Filter the entries for the word "xlabel". Copy each line in which it occurs.

───── Records supplied

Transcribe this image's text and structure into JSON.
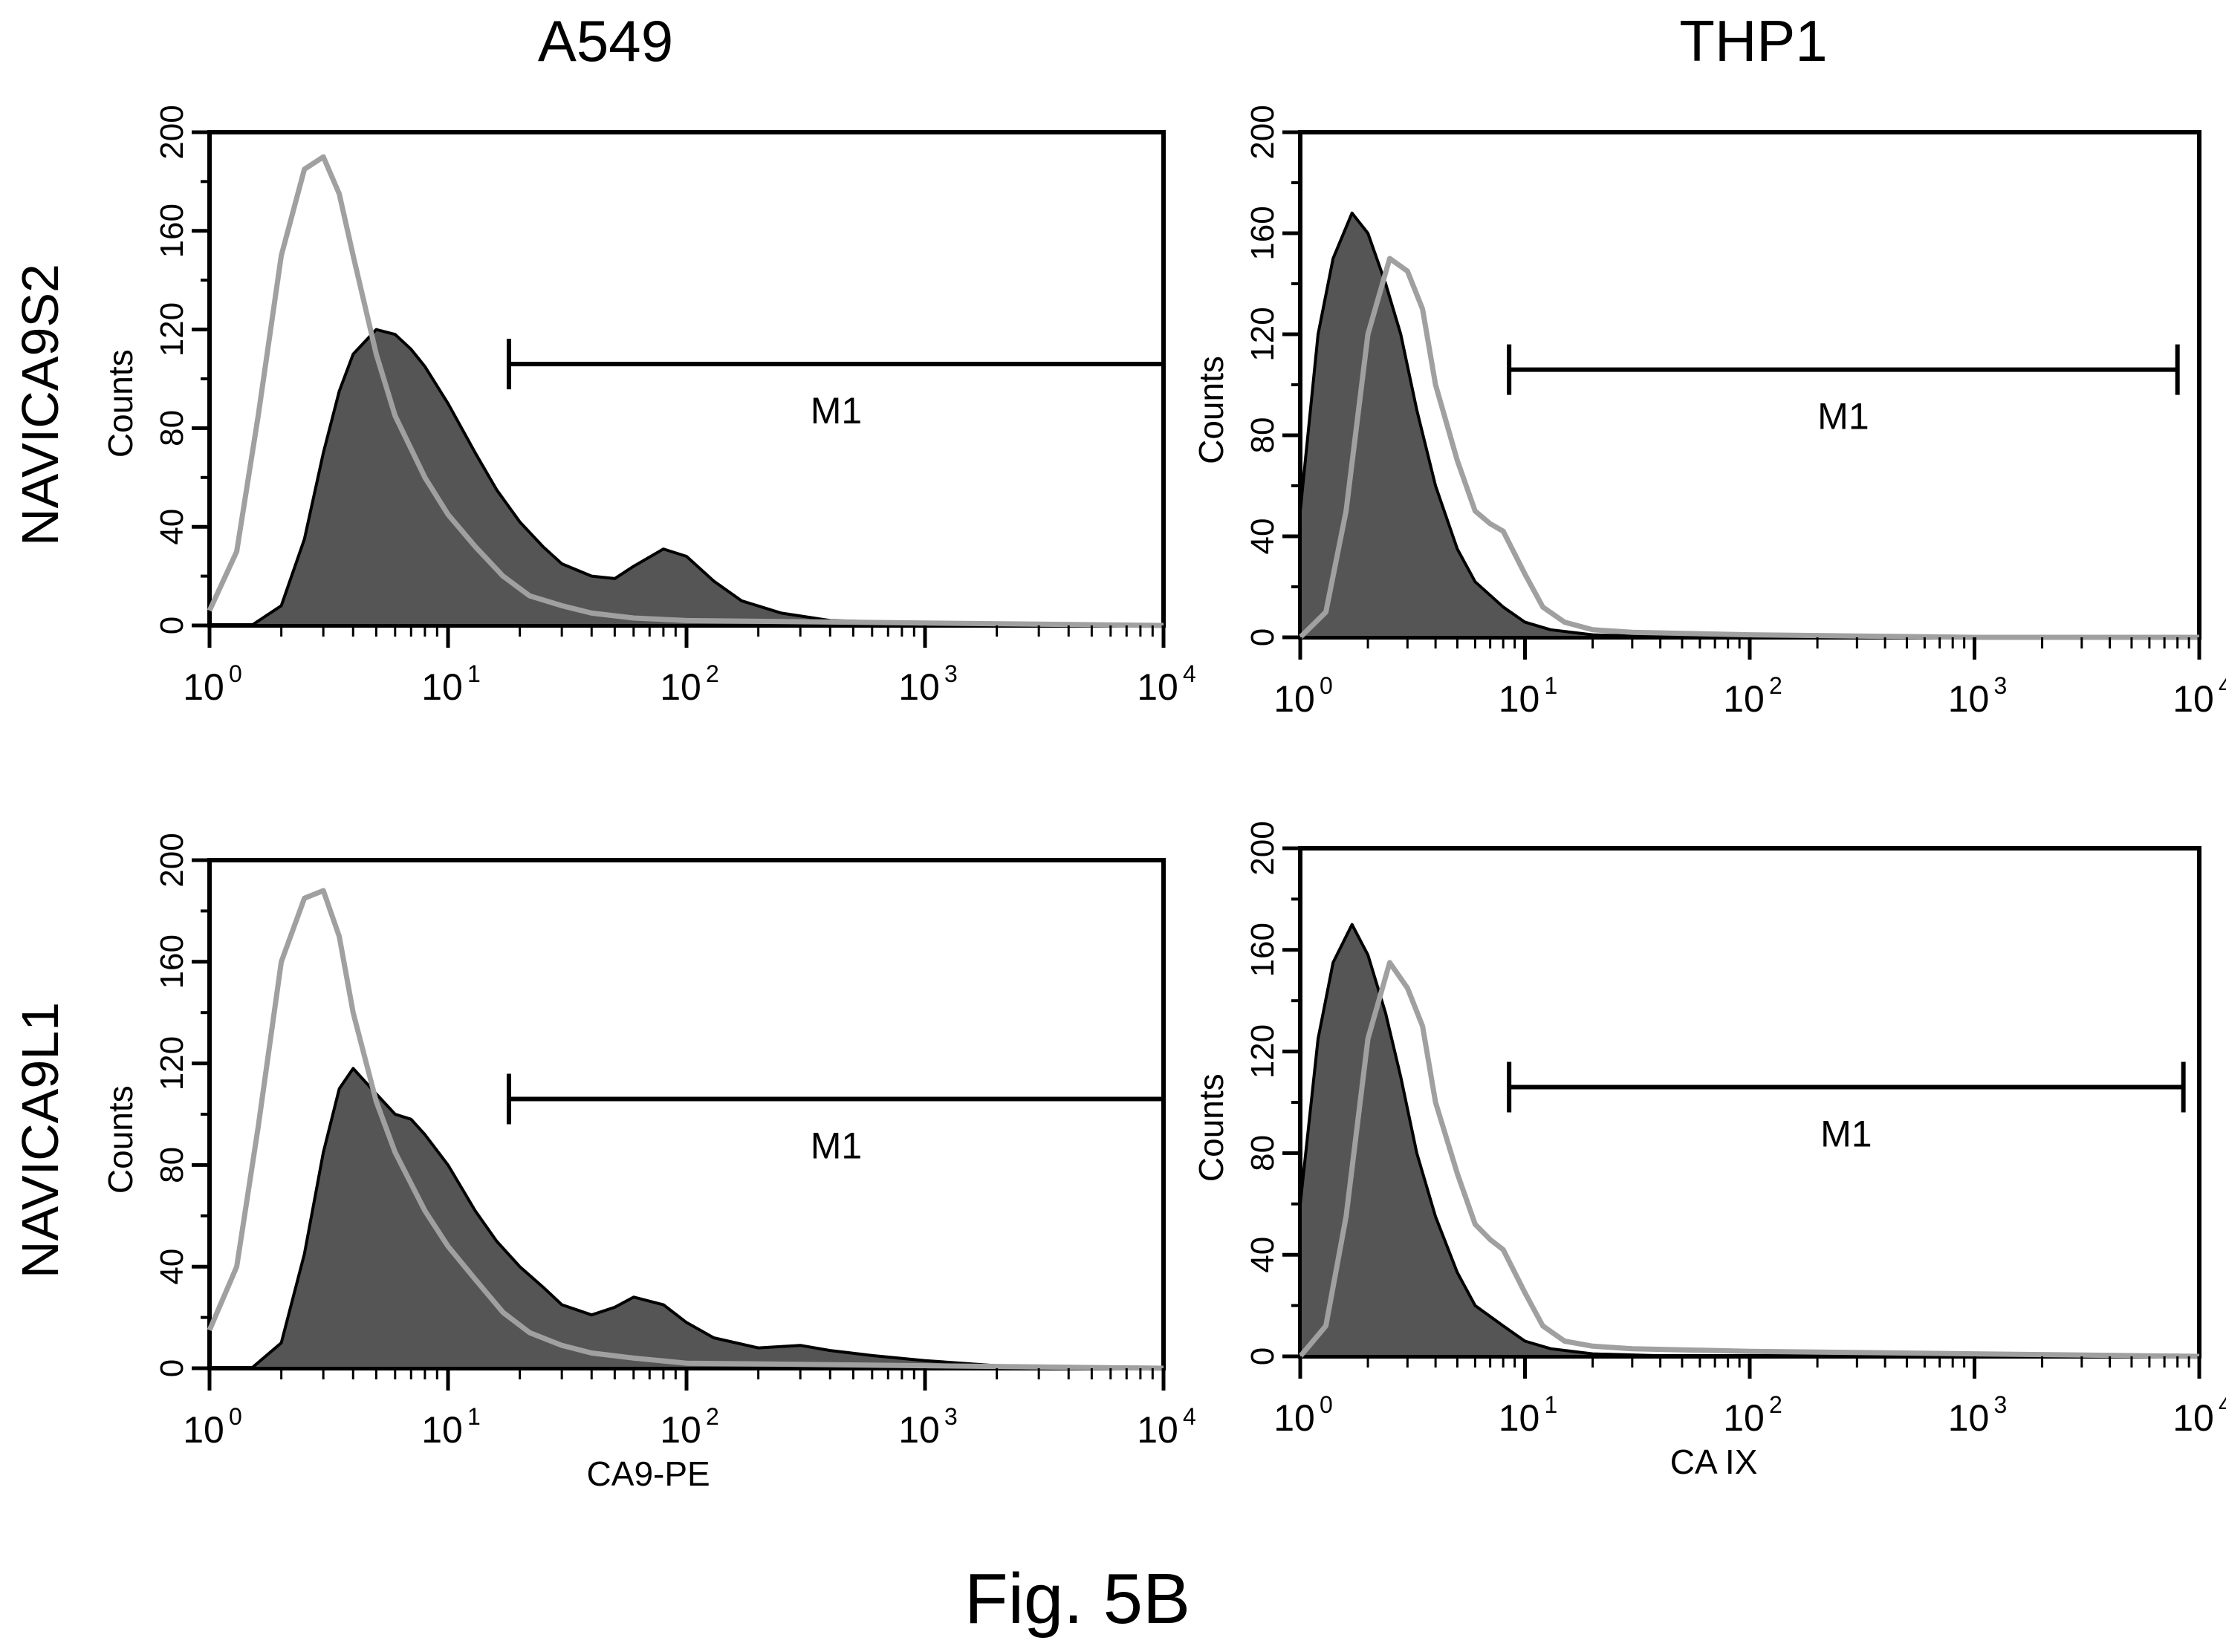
{
  "figure": {
    "caption": "Fig. 5B",
    "column_titles": [
      "A549",
      "THP1"
    ],
    "row_titles": [
      "NAVICA9S2",
      "NAVICA9L1"
    ]
  },
  "colors": {
    "control": "#a0a0a0",
    "stained_fill": "#555555",
    "stained_outline": "#000000",
    "frame": "#000000"
  },
  "chart_data": [
    {
      "type": "area",
      "cell": "A549",
      "antibody": "NAVICA9S2",
      "xlabel": "",
      "ylabel": "Counts",
      "xscale": "log",
      "xlim": [
        1,
        10000
      ],
      "ylim": [
        0,
        200
      ],
      "yticks": [
        0,
        40,
        80,
        120,
        160,
        200
      ],
      "xtick_exponents": [
        "0",
        "1",
        "2",
        "3",
        "4"
      ],
      "gate": {
        "label": "M1",
        "range": [
          18,
          10000
        ]
      },
      "series": [
        {
          "role": "control",
          "x": [
            1.0,
            1.3,
            1.6,
            2.0,
            2.5,
            3.0,
            3.5,
            4.0,
            5.0,
            6.0,
            8.0,
            10,
            13,
            17,
            22,
            30,
            40,
            60,
            100,
            1000,
            10000
          ],
          "y": [
            6,
            30,
            85,
            150,
            185,
            190,
            175,
            150,
            110,
            85,
            60,
            45,
            32,
            20,
            12,
            8,
            5,
            3,
            2,
            1,
            0
          ]
        },
        {
          "role": "stained",
          "x": [
            1.0,
            1.5,
            2.0,
            2.5,
            3.0,
            3.5,
            4.0,
            5.0,
            6.0,
            7.0,
            8.0,
            10,
            13,
            16,
            20,
            25,
            30,
            40,
            50,
            60,
            80,
            100,
            130,
            170,
            250,
            400,
            1000,
            10000
          ],
          "y": [
            0,
            0,
            8,
            35,
            70,
            95,
            110,
            120,
            118,
            112,
            105,
            90,
            70,
            55,
            42,
            32,
            25,
            20,
            19,
            24,
            31,
            28,
            18,
            10,
            5,
            2,
            1,
            0
          ]
        }
      ]
    },
    {
      "type": "area",
      "cell": "THP1",
      "antibody": "NAVICA9S2",
      "xlabel": "",
      "ylabel": "Counts",
      "xscale": "log",
      "xlim": [
        1,
        10000
      ],
      "ylim": [
        0,
        200
      ],
      "yticks": [
        0,
        40,
        80,
        120,
        160,
        200
      ],
      "xtick_exponents": [
        "0",
        "1",
        "2",
        "3",
        "4"
      ],
      "gate": {
        "label": "M1",
        "range": [
          8.5,
          8000
        ]
      },
      "series": [
        {
          "role": "control",
          "x": [
            1.0,
            1.3,
            1.6,
            2.0,
            2.5,
            3.0,
            3.5,
            4.0,
            5.0,
            6.0,
            7.0,
            8.0,
            10,
            12,
            15,
            20,
            30,
            100,
            1000,
            10000
          ],
          "y": [
            0,
            10,
            50,
            120,
            150,
            145,
            130,
            100,
            70,
            50,
            45,
            42,
            25,
            12,
            6,
            3,
            2,
            1,
            0,
            0
          ]
        },
        {
          "role": "stained",
          "x": [
            1.0,
            1.2,
            1.4,
            1.7,
            2.0,
            2.4,
            2.8,
            3.3,
            4.0,
            5.0,
            6.0,
            8.0,
            10,
            13,
            20,
            50,
            10000
          ],
          "y": [
            50,
            120,
            150,
            168,
            160,
            140,
            120,
            90,
            60,
            35,
            22,
            12,
            6,
            3,
            1,
            0,
            0
          ]
        }
      ]
    },
    {
      "type": "area",
      "cell": "A549",
      "antibody": "NAVICA9L1",
      "xlabel": "CA9-PE",
      "ylabel": "Counts",
      "xscale": "log",
      "xlim": [
        1,
        10000
      ],
      "ylim": [
        0,
        200
      ],
      "yticks": [
        0,
        40,
        80,
        120,
        160,
        200
      ],
      "xtick_exponents": [
        "0",
        "1",
        "2",
        "3",
        "4"
      ],
      "gate": {
        "label": "M1",
        "range": [
          18,
          10000
        ]
      },
      "series": [
        {
          "role": "control",
          "x": [
            1.0,
            1.3,
            1.6,
            2.0,
            2.5,
            3.0,
            3.5,
            4.0,
            5.0,
            6.0,
            8.0,
            10,
            13,
            17,
            22,
            30,
            40,
            60,
            100,
            1000,
            10000
          ],
          "y": [
            15,
            40,
            95,
            160,
            185,
            188,
            170,
            140,
            105,
            85,
            62,
            48,
            35,
            22,
            14,
            9,
            6,
            4,
            2,
            1,
            0
          ]
        },
        {
          "role": "stained",
          "x": [
            1.0,
            1.5,
            2.0,
            2.5,
            3.0,
            3.5,
            4.0,
            5.0,
            6.0,
            7.0,
            8.0,
            10,
            13,
            16,
            20,
            25,
            30,
            40,
            50,
            60,
            80,
            100,
            130,
            200,
            300,
            400,
            600,
            1000,
            2000,
            10000
          ],
          "y": [
            0,
            0,
            10,
            45,
            85,
            110,
            118,
            108,
            100,
            98,
            92,
            80,
            62,
            50,
            40,
            32,
            25,
            21,
            24,
            28,
            25,
            18,
            12,
            8,
            9,
            7,
            5,
            3,
            1,
            0
          ]
        }
      ]
    },
    {
      "type": "area",
      "cell": "THP1",
      "antibody": "NAVICA9L1",
      "xlabel": "CA IX",
      "ylabel": "Counts",
      "xscale": "log",
      "xlim": [
        1,
        10000
      ],
      "ylim": [
        0,
        200
      ],
      "yticks": [
        0,
        40,
        80,
        120,
        160,
        200
      ],
      "xtick_exponents": [
        "0",
        "1",
        "2",
        "3",
        "4"
      ],
      "gate": {
        "label": "M1",
        "range": [
          8.5,
          8500
        ]
      },
      "series": [
        {
          "role": "control",
          "x": [
            1.0,
            1.3,
            1.6,
            2.0,
            2.5,
            3.0,
            3.5,
            4.0,
            5.0,
            6.0,
            7.0,
            8.0,
            10,
            12,
            15,
            20,
            30,
            100,
            1000,
            10000
          ],
          "y": [
            0,
            12,
            55,
            125,
            155,
            145,
            130,
            100,
            72,
            52,
            46,
            42,
            25,
            12,
            6,
            4,
            3,
            2,
            1,
            0
          ]
        },
        {
          "role": "stained",
          "x": [
            1.0,
            1.2,
            1.4,
            1.7,
            2.0,
            2.4,
            2.8,
            3.3,
            4.0,
            5.0,
            6.0,
            8.0,
            10,
            13,
            20,
            50,
            10000
          ],
          "y": [
            60,
            125,
            155,
            170,
            158,
            135,
            110,
            80,
            55,
            33,
            20,
            12,
            6,
            3,
            1,
            0,
            0
          ]
        }
      ]
    }
  ]
}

──────────

(Answer below):
      "xlabel": "",
      "xlabel": "",
      "xlabel": "CA9-PE",
      "xlabel": "CA IX",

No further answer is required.